start Exercise inputs
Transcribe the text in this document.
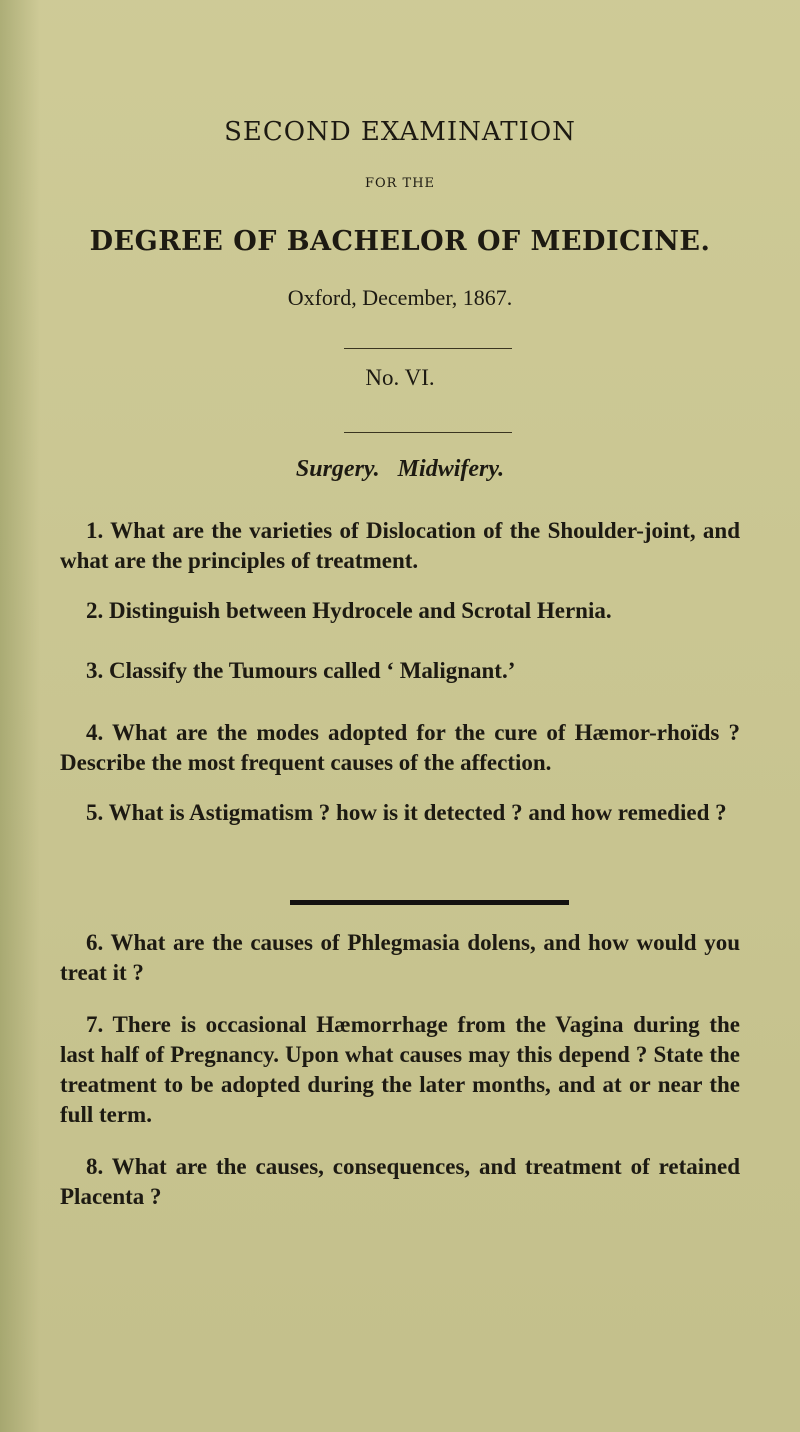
SECOND EXAMINATION
FOR THE
DEGREE OF BACHELOR OF MEDICINE.
Oxford, December, 1867.
No. VI.
Surgery.   Midwifery.

1. What are the varieties of Dislocation of the Shoulder-joint, and what are the principles of treatment.

2. Distinguish between Hydrocele and Scrotal Hernia.

3. Classify the Tumours called ‘ Malignant.’

4. What are the modes adopted for the cure of Hæmor-rhoïds ? Describe the most frequent causes of the affection.

5. What is Astigmatism ? how is it detected ? and how remedied ?

6. What are the causes of Phlegmasia dolens, and how would you treat it ?

7. There is occasional Hæmorrhage from the Vagina during the last half of Pregnancy. Upon what causes may this depend ? State the treatment to be adopted during the later months, and at or near the full term.

8. What are the causes, consequences, and treatment of retained Placenta ?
end Exercise inputs
[What is being asked] Using the material above, return every line exactly as it appears, minus the pictures.

[Completed task]
Transcribe the text in this document.
SECOND EXAMINATION
FOR THE
DEGREE OF BACHELOR OF MEDICINE.
Oxford, December, 1867.
No. VI.
Surgery.   Midwifery.

1. What are the varieties of Dislocation of the Shoulder-joint, and what are the principles of treatment.

2. Distinguish between Hydrocele and Scrotal Hernia.

3. Classify the Tumours called ‘ Malignant.’

4. What are the modes adopted for the cure of Hæmor-rhoïds ? Describe the most frequent causes of the affection.

5. What is Astigmatism ? how is it detected ? and how remedied ?

6. What are the causes of Phlegmasia dolens, and how would you treat it ?

7. There is occasional Hæmorrhage from the Vagina during the last half of Pregnancy. Upon what causes may this depend ? State the treatment to be adopted during the later months, and at or near the full term.

8. What are the causes, consequences, and treatment of retained Placenta ?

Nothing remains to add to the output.